# GIVEN INSTRUCTION:
Copy out each line exactly; pictures stay out of the copy.

# DATA SUPPLIED:

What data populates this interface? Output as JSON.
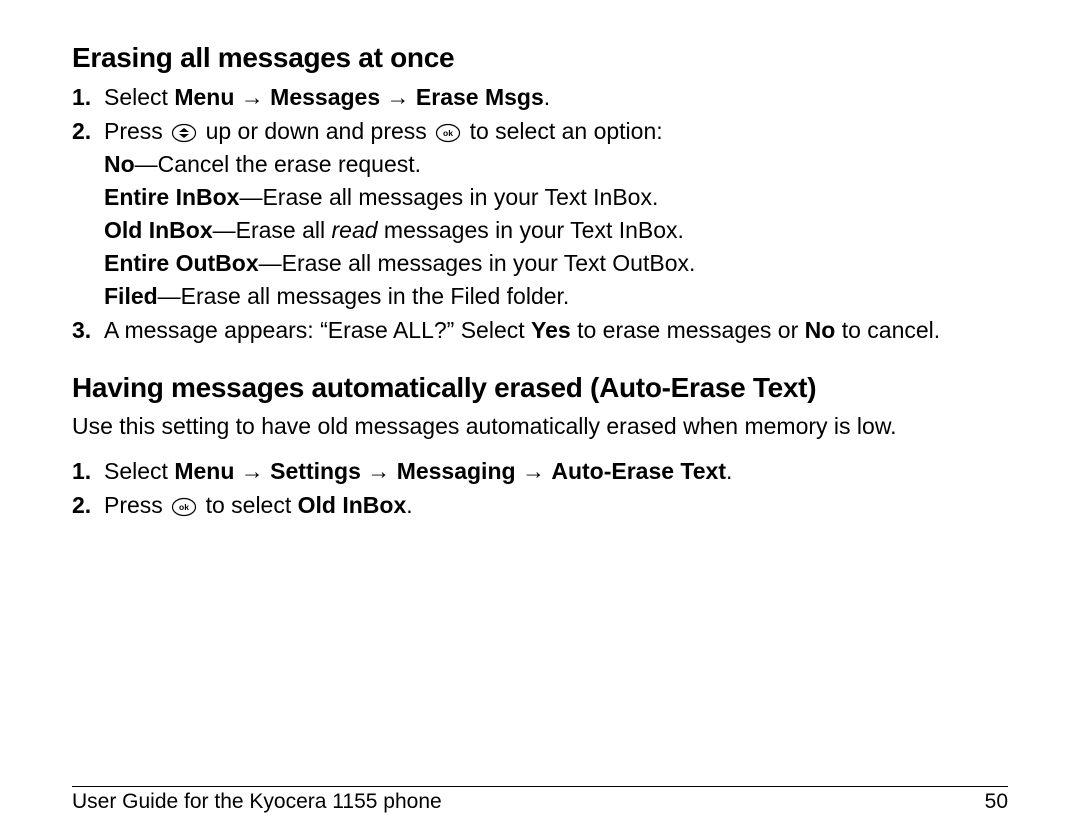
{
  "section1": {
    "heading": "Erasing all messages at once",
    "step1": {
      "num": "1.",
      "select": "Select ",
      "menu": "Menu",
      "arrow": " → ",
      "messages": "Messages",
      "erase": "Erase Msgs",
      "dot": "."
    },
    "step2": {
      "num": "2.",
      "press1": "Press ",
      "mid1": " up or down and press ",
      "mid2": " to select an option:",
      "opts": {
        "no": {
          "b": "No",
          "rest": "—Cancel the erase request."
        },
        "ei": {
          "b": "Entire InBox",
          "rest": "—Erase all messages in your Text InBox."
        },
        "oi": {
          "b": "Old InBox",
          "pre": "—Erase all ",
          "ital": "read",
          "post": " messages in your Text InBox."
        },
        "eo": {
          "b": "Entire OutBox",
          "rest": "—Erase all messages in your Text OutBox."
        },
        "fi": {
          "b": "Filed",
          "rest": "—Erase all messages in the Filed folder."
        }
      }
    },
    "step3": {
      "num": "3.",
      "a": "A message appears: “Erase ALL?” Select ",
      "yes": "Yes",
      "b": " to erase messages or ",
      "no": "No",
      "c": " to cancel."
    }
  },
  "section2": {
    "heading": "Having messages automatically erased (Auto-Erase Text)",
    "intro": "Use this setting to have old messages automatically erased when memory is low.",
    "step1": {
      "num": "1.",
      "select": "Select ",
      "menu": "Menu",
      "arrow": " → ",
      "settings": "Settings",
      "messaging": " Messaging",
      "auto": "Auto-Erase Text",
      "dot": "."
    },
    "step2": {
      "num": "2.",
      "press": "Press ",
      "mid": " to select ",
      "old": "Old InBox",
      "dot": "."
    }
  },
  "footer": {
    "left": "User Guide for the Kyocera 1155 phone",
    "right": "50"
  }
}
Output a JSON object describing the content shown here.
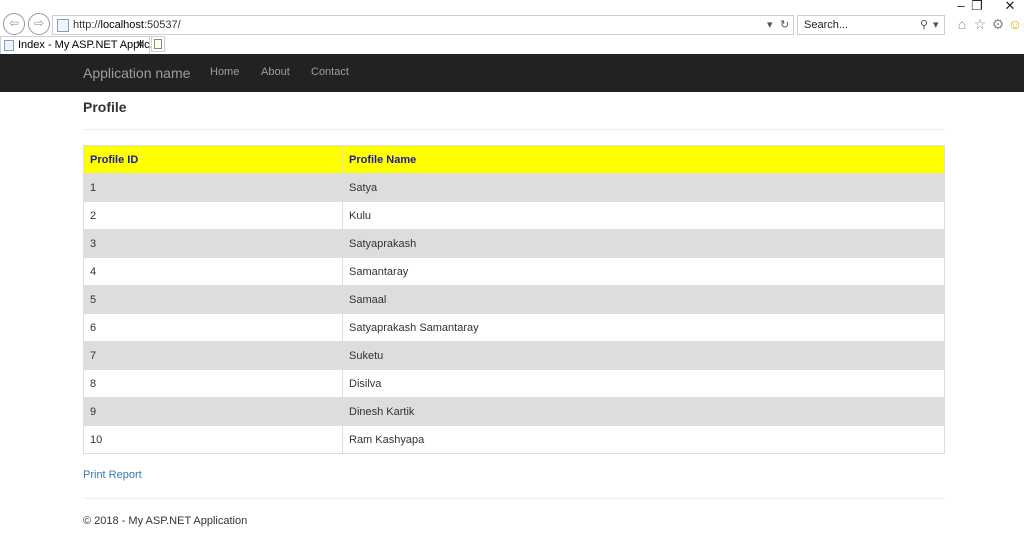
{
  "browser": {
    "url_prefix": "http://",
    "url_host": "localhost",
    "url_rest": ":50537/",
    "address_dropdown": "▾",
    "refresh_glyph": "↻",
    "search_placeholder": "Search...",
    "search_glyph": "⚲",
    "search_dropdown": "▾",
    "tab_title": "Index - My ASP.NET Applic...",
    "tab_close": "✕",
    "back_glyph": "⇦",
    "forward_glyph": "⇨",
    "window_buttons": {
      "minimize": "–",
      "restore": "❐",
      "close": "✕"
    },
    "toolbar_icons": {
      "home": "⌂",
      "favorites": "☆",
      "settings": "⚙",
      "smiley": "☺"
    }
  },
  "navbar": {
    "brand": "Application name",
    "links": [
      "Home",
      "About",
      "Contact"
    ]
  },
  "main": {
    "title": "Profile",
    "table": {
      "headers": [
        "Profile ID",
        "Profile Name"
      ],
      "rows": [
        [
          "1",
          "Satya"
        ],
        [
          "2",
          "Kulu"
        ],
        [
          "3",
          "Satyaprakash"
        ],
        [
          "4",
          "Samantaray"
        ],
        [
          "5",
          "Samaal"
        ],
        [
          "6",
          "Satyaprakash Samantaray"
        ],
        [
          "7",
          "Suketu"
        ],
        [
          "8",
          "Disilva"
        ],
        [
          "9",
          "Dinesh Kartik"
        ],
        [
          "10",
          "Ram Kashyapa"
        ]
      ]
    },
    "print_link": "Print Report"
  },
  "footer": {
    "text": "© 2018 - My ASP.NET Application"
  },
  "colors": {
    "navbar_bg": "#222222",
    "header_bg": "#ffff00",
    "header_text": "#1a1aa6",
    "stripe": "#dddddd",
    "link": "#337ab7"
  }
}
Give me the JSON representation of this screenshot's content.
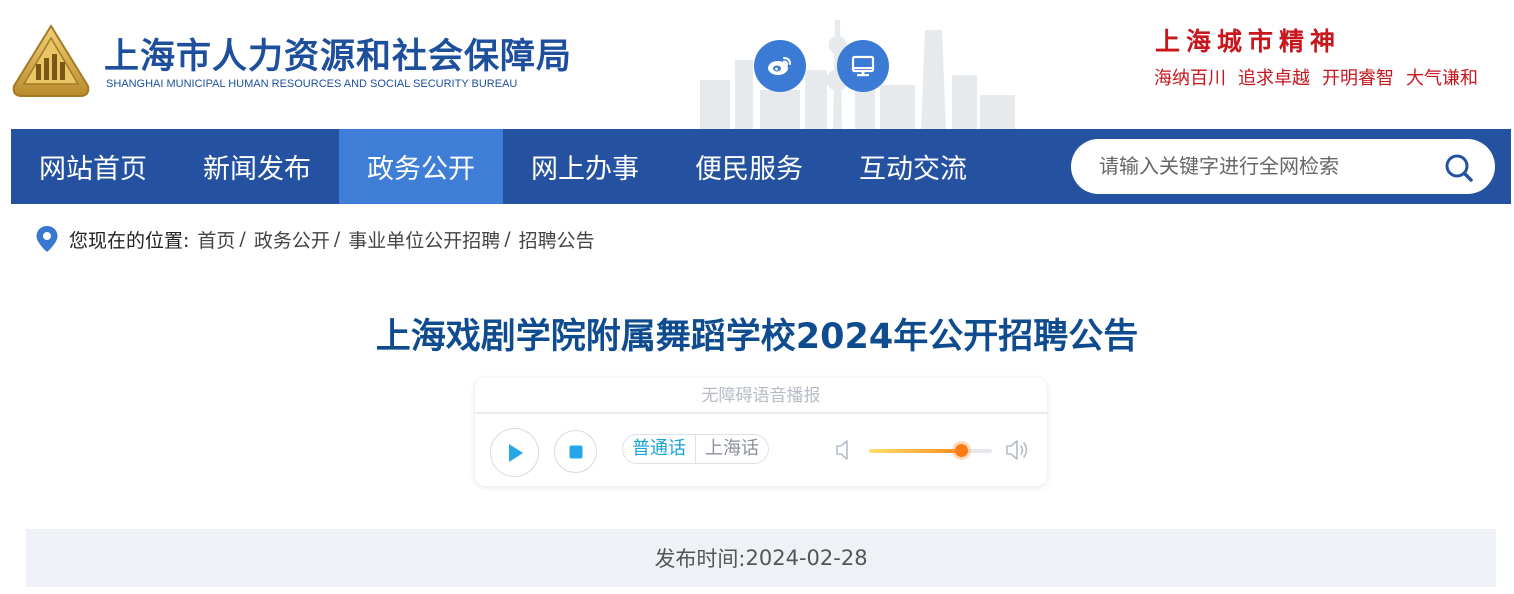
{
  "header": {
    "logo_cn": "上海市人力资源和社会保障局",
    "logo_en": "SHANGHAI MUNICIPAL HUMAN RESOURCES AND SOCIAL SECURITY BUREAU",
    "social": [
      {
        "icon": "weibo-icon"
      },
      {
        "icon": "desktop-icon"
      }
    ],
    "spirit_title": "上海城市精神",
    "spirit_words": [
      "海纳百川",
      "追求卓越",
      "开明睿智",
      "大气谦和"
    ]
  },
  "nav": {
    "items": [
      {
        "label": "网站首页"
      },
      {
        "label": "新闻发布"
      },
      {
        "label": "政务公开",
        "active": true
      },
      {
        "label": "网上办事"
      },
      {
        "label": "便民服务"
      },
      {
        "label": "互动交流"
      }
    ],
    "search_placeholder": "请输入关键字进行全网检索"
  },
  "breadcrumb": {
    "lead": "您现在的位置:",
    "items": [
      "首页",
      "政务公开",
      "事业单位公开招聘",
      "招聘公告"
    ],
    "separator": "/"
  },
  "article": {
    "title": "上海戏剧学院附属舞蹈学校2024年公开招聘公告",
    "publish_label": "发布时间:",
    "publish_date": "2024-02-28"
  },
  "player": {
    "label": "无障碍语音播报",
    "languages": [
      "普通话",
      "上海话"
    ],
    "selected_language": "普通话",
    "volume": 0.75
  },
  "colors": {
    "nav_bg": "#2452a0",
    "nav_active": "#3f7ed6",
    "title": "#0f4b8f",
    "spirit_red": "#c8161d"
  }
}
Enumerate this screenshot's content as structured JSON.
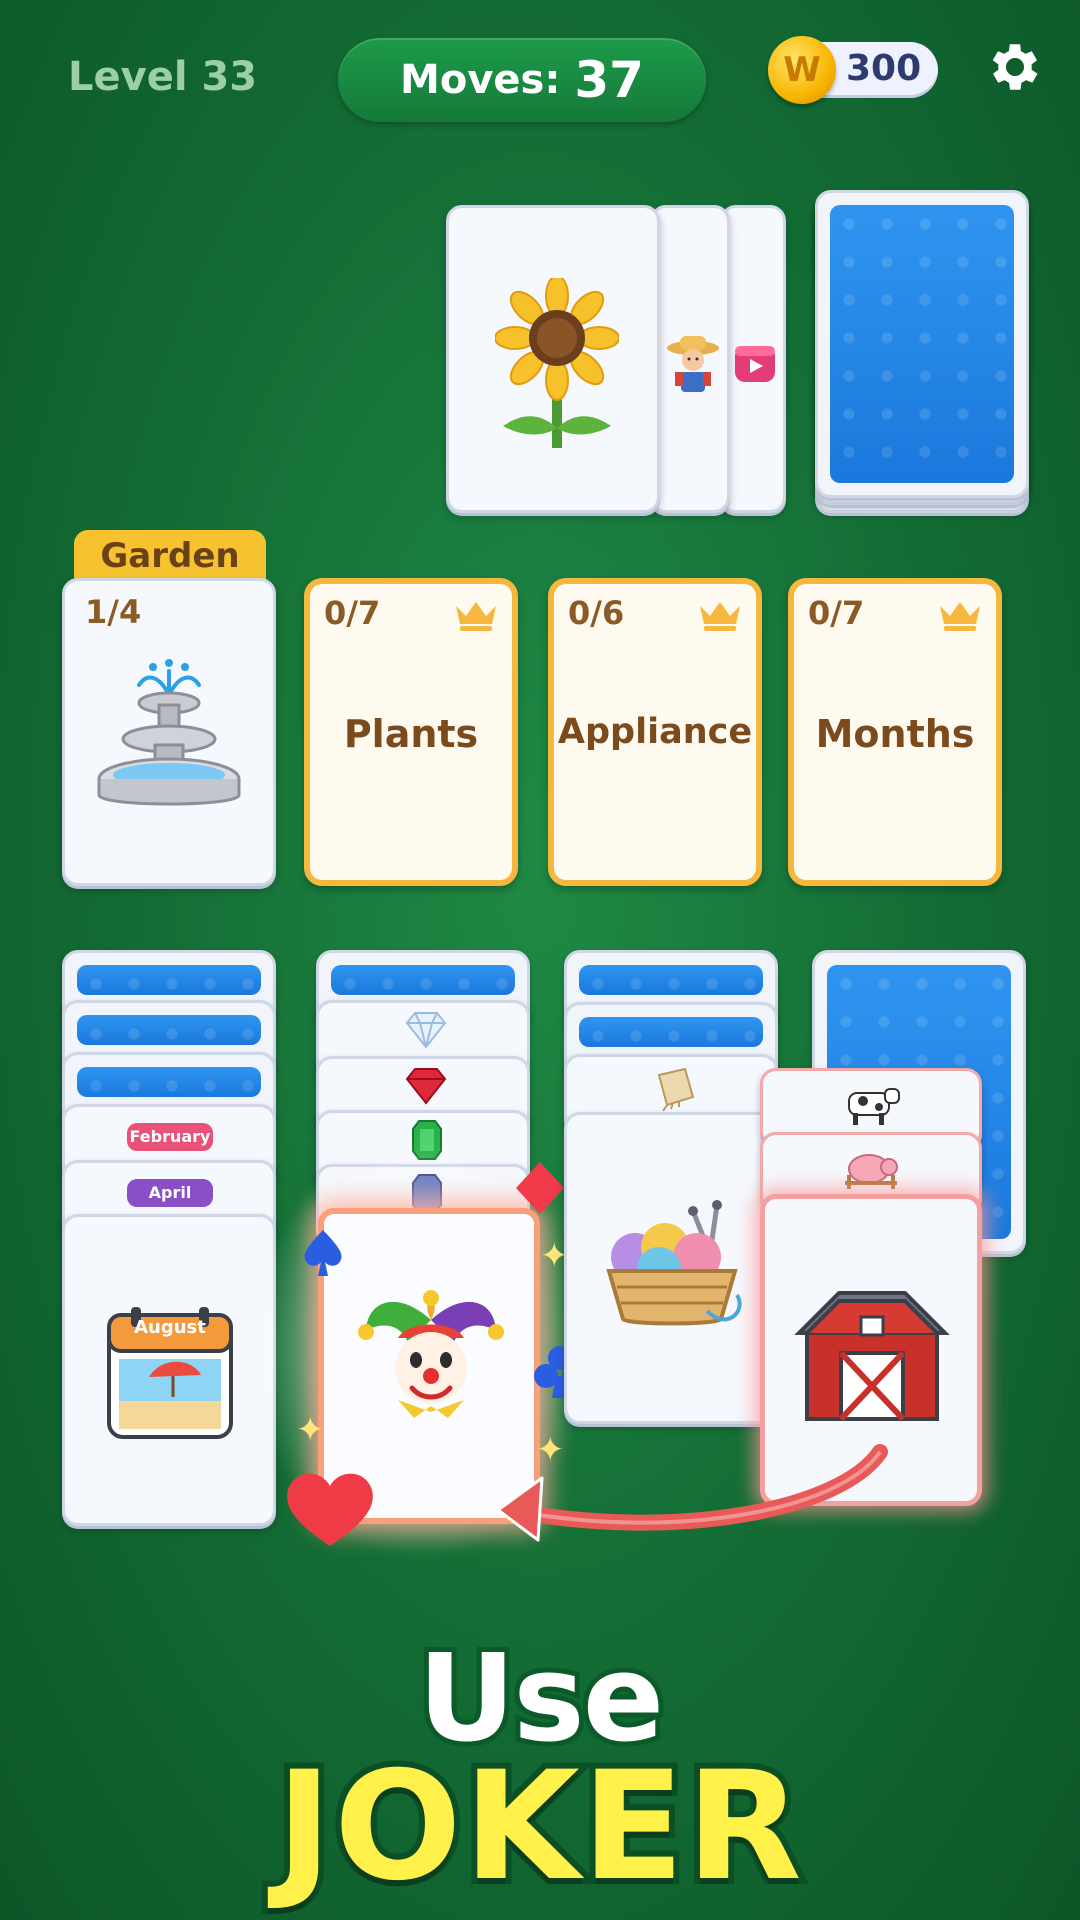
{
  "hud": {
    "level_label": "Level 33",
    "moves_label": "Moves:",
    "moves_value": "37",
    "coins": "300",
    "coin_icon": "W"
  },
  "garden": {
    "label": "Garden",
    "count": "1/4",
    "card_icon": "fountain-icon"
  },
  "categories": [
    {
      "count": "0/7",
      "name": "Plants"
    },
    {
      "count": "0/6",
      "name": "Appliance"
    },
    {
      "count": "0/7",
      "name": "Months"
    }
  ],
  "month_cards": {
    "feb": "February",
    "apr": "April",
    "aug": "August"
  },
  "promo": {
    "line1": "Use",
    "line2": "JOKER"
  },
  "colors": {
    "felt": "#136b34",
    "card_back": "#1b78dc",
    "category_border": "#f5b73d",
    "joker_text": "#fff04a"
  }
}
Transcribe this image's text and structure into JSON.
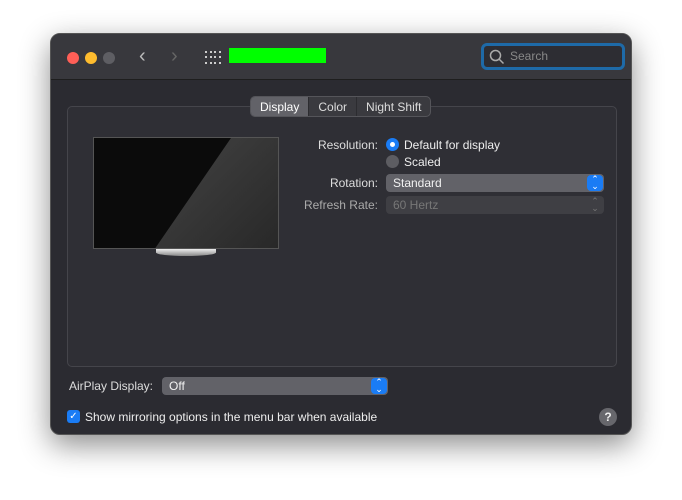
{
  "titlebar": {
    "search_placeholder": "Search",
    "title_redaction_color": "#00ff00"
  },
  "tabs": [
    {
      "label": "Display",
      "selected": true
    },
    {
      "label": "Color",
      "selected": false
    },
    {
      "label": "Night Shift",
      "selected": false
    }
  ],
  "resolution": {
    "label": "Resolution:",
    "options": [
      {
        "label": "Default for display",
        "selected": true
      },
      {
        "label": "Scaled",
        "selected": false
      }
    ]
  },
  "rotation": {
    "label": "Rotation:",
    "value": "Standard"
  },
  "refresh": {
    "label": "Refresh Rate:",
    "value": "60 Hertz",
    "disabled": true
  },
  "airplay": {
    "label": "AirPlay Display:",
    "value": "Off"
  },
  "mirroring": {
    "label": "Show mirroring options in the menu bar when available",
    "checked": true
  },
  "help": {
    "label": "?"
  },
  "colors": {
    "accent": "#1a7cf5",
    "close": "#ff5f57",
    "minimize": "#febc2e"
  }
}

# SOLUTION:
What data populates this interface? Output as JSON.
{
  "section1": {
    "heading": "Erasing all messages at once",
    "step1": {
      "num": "1.",
      "select": "Select ",
      "menu": "Menu",
      "arrow": " → ",
      "messages": "Messages",
      "erase": "Erase Msgs",
      "dot": "."
    },
    "step2": {
      "num": "2.",
      "press1": "Press ",
      "mid1": " up or down and press ",
      "mid2": " to select an option:",
      "opts": {
        "no": {
          "b": "No",
          "rest": "—Cancel the erase request."
        },
        "ei": {
          "b": "Entire InBox",
          "rest": "—Erase all messages in your Text InBox."
        },
        "oi": {
          "b": "Old InBox",
          "pre": "—Erase all ",
          "ital": "read",
          "post": " messages in your Text InBox."
        },
        "eo": {
          "b": "Entire OutBox",
          "rest": "—Erase all messages in your Text OutBox."
        },
        "fi": {
          "b": "Filed",
          "rest": "—Erase all messages in the Filed folder."
        }
      }
    },
    "step3": {
      "num": "3.",
      "a": "A message appears: “Erase ALL?” Select ",
      "yes": "Yes",
      "b": " to erase messages or ",
      "no": "No",
      "c": " to cancel."
    }
  },
  "section2": {
    "heading": "Having messages automatically erased (Auto-Erase Text)",
    "intro": "Use this setting to have old messages automatically erased when memory is low.",
    "step1": {
      "num": "1.",
      "select": "Select ",
      "menu": "Menu",
      "arrow": " → ",
      "settings": "Settings",
      "messaging": " Messaging",
      "auto": "Auto-Erase Text",
      "dot": "."
    },
    "step2": {
      "num": "2.",
      "press": "Press ",
      "mid": " to select ",
      "old": "Old InBox",
      "dot": "."
    }
  },
  "footer": {
    "left": "User Guide for the Kyocera 1155 phone",
    "right": "50"
  }
}
Output a JSON object describing the content shown here.
{
  "browser": {
    "url_prefix": "http://",
    "url_host": "localhost",
    "url_rest": ":50537/",
    "address_dropdown": "▾",
    "refresh_glyph": "↻",
    "search_placeholder": "Search...",
    "search_glyph": "⚲",
    "search_dropdown": "▾",
    "tab_title": "Index - My ASP.NET Applic...",
    "tab_close": "✕",
    "back_glyph": "⇦",
    "forward_glyph": "⇨",
    "window_buttons": {
      "minimize": "–",
      "restore": "❐",
      "close": "✕"
    },
    "toolbar_icons": {
      "home": "⌂",
      "favorites": "☆",
      "settings": "⚙",
      "smiley": "☺"
    }
  },
  "navbar": {
    "brand": "Application name",
    "links": [
      "Home",
      "About",
      "Contact"
    ]
  },
  "main": {
    "title": "Profile",
    "table": {
      "headers": [
        "Profile ID",
        "Profile Name"
      ],
      "rows": [
        [
          "1",
          "Satya"
        ],
        [
          "2",
          "Kulu"
        ],
        [
          "3",
          "Satyaprakash"
        ],
        [
          "4",
          "Samantaray"
        ],
        [
          "5",
          "Samaal"
        ],
        [
          "6",
          "Satyaprakash Samantaray"
        ],
        [
          "7",
          "Suketu"
        ],
        [
          "8",
          "Disilva"
        ],
        [
          "9",
          "Dinesh Kartik"
        ],
        [
          "10",
          "Ram Kashyapa"
        ]
      ]
    },
    "print_link": "Print Report"
  },
  "footer": {
    "text": "© 2018 - My ASP.NET Application"
  },
  "colors": {
    "navbar_bg": "#222222",
    "header_bg": "#ffff00",
    "header_text": "#1a1aa6",
    "stripe": "#dddddd",
    "link": "#337ab7"
  }
}
Give me the JSON representation of this screenshot's content.
{
  "header": {
    "logo_cn": "上海市人力资源和社会保障局",
    "logo_en": "SHANGHAI MUNICIPAL HUMAN RESOURCES AND SOCIAL SECURITY BUREAU",
    "social": [
      {
        "icon": "weibo-icon"
      },
      {
        "icon": "desktop-icon"
      }
    ],
    "spirit_title": "上海城市精神",
    "spirit_words": [
      "海纳百川",
      "追求卓越",
      "开明睿智",
      "大气谦和"
    ]
  },
  "nav": {
    "items": [
      {
        "label": "网站首页"
      },
      {
        "label": "新闻发布"
      },
      {
        "label": "政务公开",
        "active": true
      },
      {
        "label": "网上办事"
      },
      {
        "label": "便民服务"
      },
      {
        "label": "互动交流"
      }
    ],
    "search_placeholder": "请输入关键字进行全网检索"
  },
  "breadcrumb": {
    "lead": "您现在的位置:",
    "items": [
      "首页",
      "政务公开",
      "事业单位公开招聘",
      "招聘公告"
    ],
    "separator": "/"
  },
  "article": {
    "title": "上海戏剧学院附属舞蹈学校2024年公开招聘公告",
    "publish_label": "发布时间:",
    "publish_date": "2024-02-28"
  },
  "player": {
    "label": "无障碍语音播报",
    "languages": [
      "普通话",
      "上海话"
    ],
    "selected_language": "普通话",
    "volume": 0.75
  },
  "colors": {
    "nav_bg": "#2452a0",
    "nav_active": "#3f7ed6",
    "title": "#0f4b8f",
    "spirit_red": "#c8161d"
  }
}
Enumerate this screenshot's content as structured JSON.
{
  "hud": {
    "level_label": "Level 33",
    "moves_label": "Moves:",
    "moves_value": "37",
    "coins": "300",
    "coin_icon": "W"
  },
  "garden": {
    "label": "Garden",
    "count": "1/4",
    "card_icon": "fountain-icon"
  },
  "categories": [
    {
      "count": "0/7",
      "name": "Plants"
    },
    {
      "count": "0/6",
      "name": "Appliance"
    },
    {
      "count": "0/7",
      "name": "Months"
    }
  ],
  "month_cards": {
    "feb": "February",
    "apr": "April",
    "aug": "August"
  },
  "promo": {
    "line1": "Use",
    "line2": "JOKER"
  },
  "colors": {
    "felt": "#136b34",
    "card_back": "#1b78dc",
    "category_border": "#f5b73d",
    "joker_text": "#fff04a"
  }
}
Transcribe this image's text and structure into JSON.
{
  "titlebar": {
    "search_placeholder": "Search",
    "title_redaction_color": "#00ff00"
  },
  "tabs": [
    {
      "label": "Display",
      "selected": true
    },
    {
      "label": "Color",
      "selected": false
    },
    {
      "label": "Night Shift",
      "selected": false
    }
  ],
  "resolution": {
    "label": "Resolution:",
    "options": [
      {
        "label": "Default for display",
        "selected": true
      },
      {
        "label": "Scaled",
        "selected": false
      }
    ]
  },
  "rotation": {
    "label": "Rotation:",
    "value": "Standard"
  },
  "refresh": {
    "label": "Refresh Rate:",
    "value": "60 Hertz",
    "disabled": true
  },
  "airplay": {
    "label": "AirPlay Display:",
    "value": "Off"
  },
  "mirroring": {
    "label": "Show mirroring options in the menu bar when available",
    "checked": true
  },
  "help": {
    "label": "?"
  },
  "colors": {
    "accent": "#1a7cf5",
    "close": "#ff5f57",
    "minimize": "#febc2e"
  }
}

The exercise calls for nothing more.